**Requirements**
Reproduce the listing below character for character; drop every image.

**Dataset entries**
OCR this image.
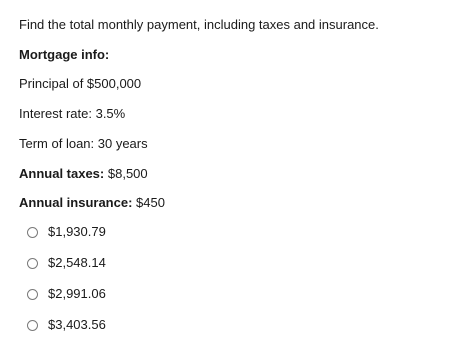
Find the total monthly payment, including taxes and insurance.
Mortgage info:
Principal of $500,000
Interest rate: 3.5%
Term of loan: 30 years
Annual taxes: $8,500
Annual insurance: $450
$1,930.79
$2,548.14
$2,991.06
$3,403.56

**Task output**
OCR this image.
Find the total monthly payment, including taxes and insurance.
Mortgage info:
Principal of $500,000
Interest rate: 3.5%
Term of loan: 30 years
Annual taxes: $8,500
Annual insurance: $450
$1,930.79
$2,548.14
$2,991.06
$3,403.56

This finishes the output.